STATED GOAL ▸
Report every line below that holds the word "values".

Records
──────

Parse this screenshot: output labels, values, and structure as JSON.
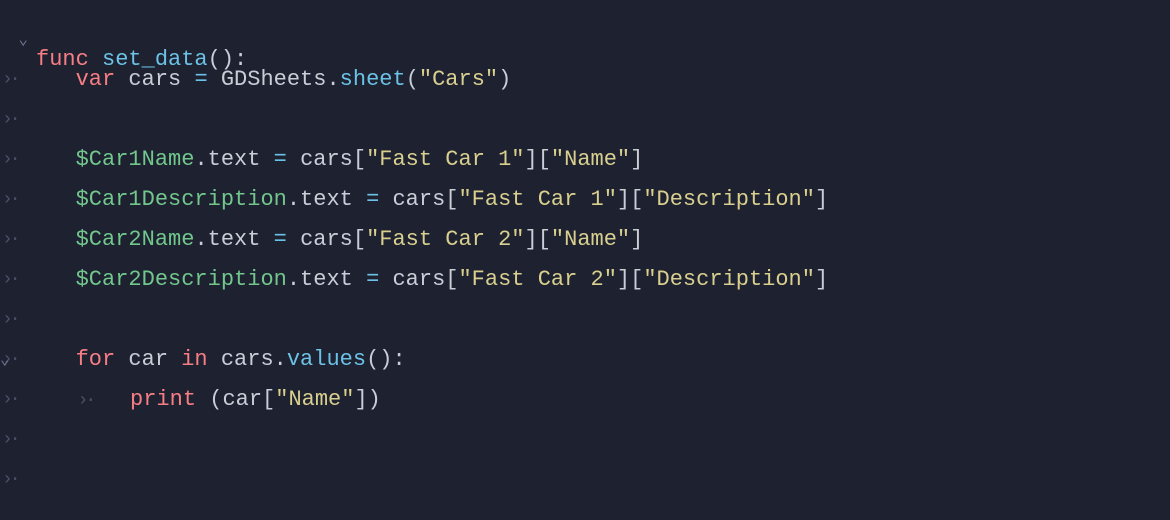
{
  "code": {
    "l1": {
      "func": "func",
      "name": "set_data",
      "parens": "()",
      "colon": ":"
    },
    "l2": {
      "var": "var",
      "cars": "cars",
      "eq": "=",
      "gds": "GDSheets",
      "dot": ".",
      "sheet": "sheet",
      "open": "(",
      "str": "\"Cars\"",
      "close": ")"
    },
    "l4": {
      "node": "$Car1Name",
      "dot": ".",
      "prop": "text",
      "eq": "=",
      "cars": "cars",
      "b1o": "[",
      "s1": "\"Fast Car 1\"",
      "b1c": "]",
      "b2o": "[",
      "s2": "\"Name\"",
      "b2c": "]"
    },
    "l5": {
      "node": "$Car1Description",
      "dot": ".",
      "prop": "text",
      "eq": "=",
      "cars": "cars",
      "b1o": "[",
      "s1": "\"Fast Car 1\"",
      "b1c": "]",
      "b2o": "[",
      "s2": "\"Description\"",
      "b2c": "]"
    },
    "l6": {
      "node": "$Car2Name",
      "dot": ".",
      "prop": "text",
      "eq": "=",
      "cars": "cars",
      "b1o": "[",
      "s1": "\"Fast Car 2\"",
      "b1c": "]",
      "b2o": "[",
      "s2": "\"Name\"",
      "b2c": "]"
    },
    "l7": {
      "node": "$Car2Description",
      "dot": ".",
      "prop": "text",
      "eq": "=",
      "cars": "cars",
      "b1o": "[",
      "s1": "\"Fast Car 2\"",
      "b1c": "]",
      "b2o": "[",
      "s2": "\"Description\"",
      "b2c": "]"
    },
    "l9": {
      "for": "for",
      "car": "car",
      "in": "in",
      "cars": "cars",
      "dot": ".",
      "values": "values",
      "parens": "()",
      "colon": ":"
    },
    "l10": {
      "print": "print",
      "sp": " ",
      "open": "(",
      "car": "car",
      "b1o": "[",
      "s1": "\"Name\"",
      "b1c": "]",
      "close": ")"
    }
  },
  "glyphs": {
    "fold": "⌄",
    "indent": "›·"
  }
}
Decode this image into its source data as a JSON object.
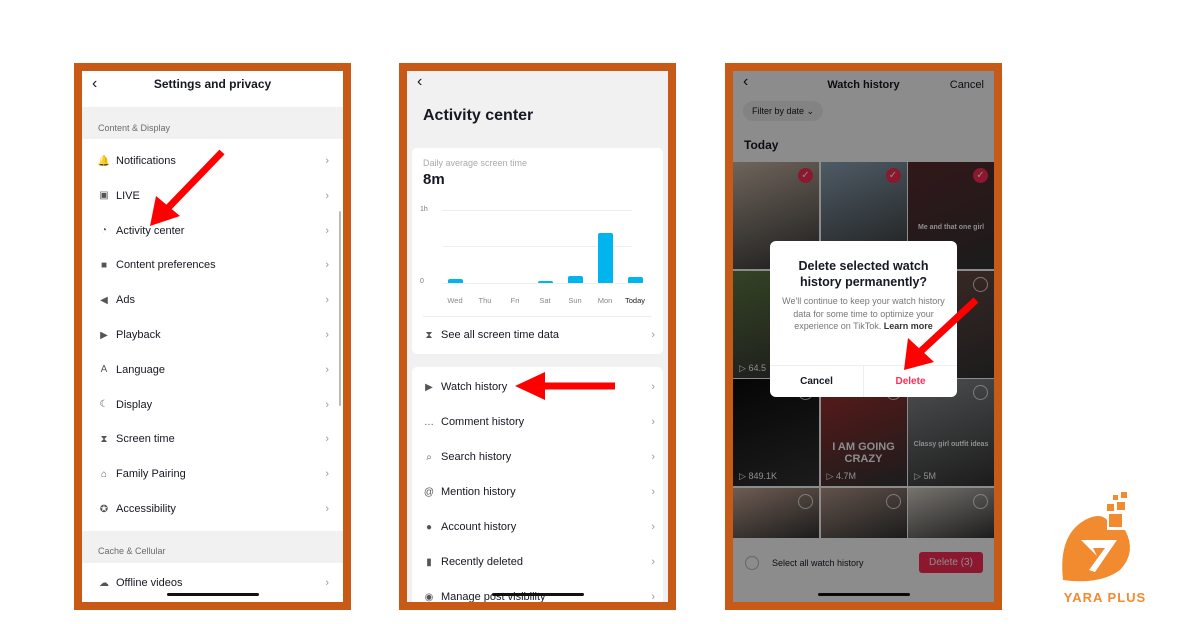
{
  "panel1": {
    "title": "Settings and privacy",
    "section1": "Content & Display",
    "items": [
      {
        "label": "Notifications",
        "icon": "bell"
      },
      {
        "label": "LIVE",
        "icon": "tv"
      },
      {
        "label": "Activity center",
        "icon": "clock"
      },
      {
        "label": "Content preferences",
        "icon": "video"
      },
      {
        "label": "Ads",
        "icon": "megaphone"
      },
      {
        "label": "Playback",
        "icon": "play"
      },
      {
        "label": "Language",
        "icon": "language"
      },
      {
        "label": "Display",
        "icon": "moon"
      },
      {
        "label": "Screen time",
        "icon": "hourglass"
      },
      {
        "label": "Family Pairing",
        "icon": "home"
      },
      {
        "label": "Accessibility",
        "icon": "accessibility"
      }
    ],
    "section2": "Cache & Cellular",
    "items2": [
      {
        "label": "Offline videos",
        "icon": "cloud"
      }
    ]
  },
  "panel2": {
    "title": "Activity center",
    "screen_time_label": "Daily average screen time",
    "screen_time_value": "8m",
    "see_all": "See all screen time data",
    "items": [
      {
        "label": "Watch history",
        "icon": "play-circle"
      },
      {
        "label": "Comment history",
        "icon": "comment"
      },
      {
        "label": "Search history",
        "icon": "search"
      },
      {
        "label": "Mention history",
        "icon": "at"
      },
      {
        "label": "Account history",
        "icon": "person"
      },
      {
        "label": "Recently deleted",
        "icon": "trash"
      },
      {
        "label": "Manage post visibility",
        "icon": "eye"
      }
    ]
  },
  "chart_data": {
    "type": "bar",
    "categories": [
      "Wed",
      "Thu",
      "Fri",
      "Sat",
      "Sun",
      "Mon",
      "Today"
    ],
    "values": [
      3,
      0,
      0,
      1.5,
      6,
      41,
      5
    ],
    "unit": "minutes",
    "yticks": [
      "0",
      "1h"
    ],
    "ylim": [
      0,
      60
    ],
    "color": "#00b4ee",
    "grid": true
  },
  "panel3": {
    "title": "Watch history",
    "cancel": "Cancel",
    "filter": "Filter by date",
    "section": "Today",
    "thumbs": [
      {
        "checked": true,
        "views": ""
      },
      {
        "checked": true,
        "views": "",
        "caption": ""
      },
      {
        "checked": true,
        "views": "",
        "caption": "Me and that one girl"
      },
      {
        "checked": false,
        "views": "64.5"
      },
      {
        "checked": false,
        "views": ""
      },
      {
        "checked": false,
        "views": ""
      },
      {
        "checked": false,
        "views": "849.1K"
      },
      {
        "checked": false,
        "views": "4.7M",
        "caption": "I AM GOING CRAZY"
      },
      {
        "checked": false,
        "views": "5M",
        "caption": "Classy girl outfit ideas"
      },
      {
        "checked": false,
        "views": ""
      },
      {
        "checked": false,
        "views": ""
      },
      {
        "checked": false,
        "views": ""
      }
    ],
    "select_all": "Select all watch history",
    "delete_button": "Delete (3)",
    "dialog": {
      "title": "Delete selected watch history permanently?",
      "body": "We'll continue to keep your watch history data for some time to optimize your experience on TikTok.",
      "learn_more": "Learn more",
      "cancel": "Cancel",
      "delete": "Delete"
    }
  },
  "logo": {
    "text": "YARA PLUS",
    "color": "#f28a30"
  },
  "colors": {
    "frame": "#c65a16",
    "accent": "#fe2c55",
    "arrow": "#ff0000"
  }
}
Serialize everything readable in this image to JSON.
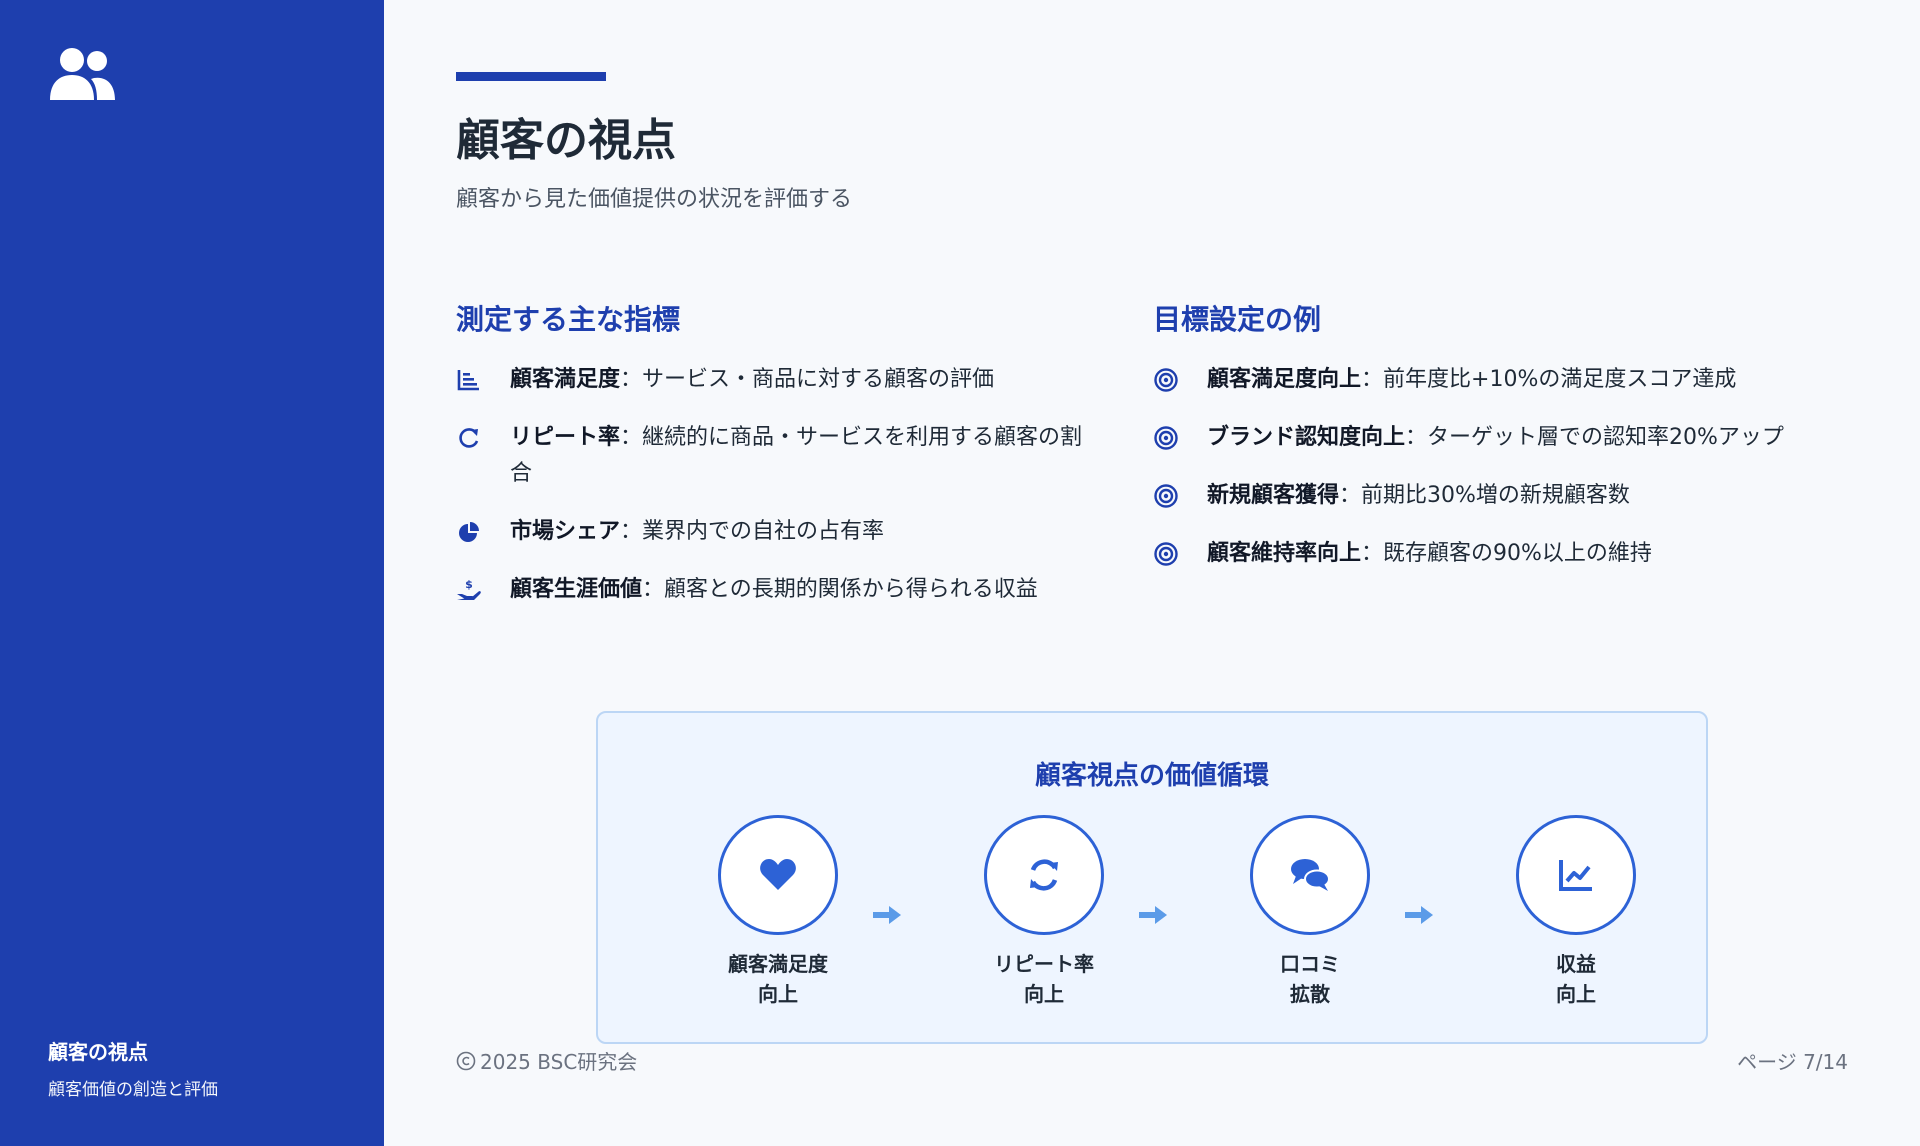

──────

EXPECTED OUTPUT ▸
Parse this screenshot: output labels, values, and structure as JSON.
      "values": "values",
    "values": [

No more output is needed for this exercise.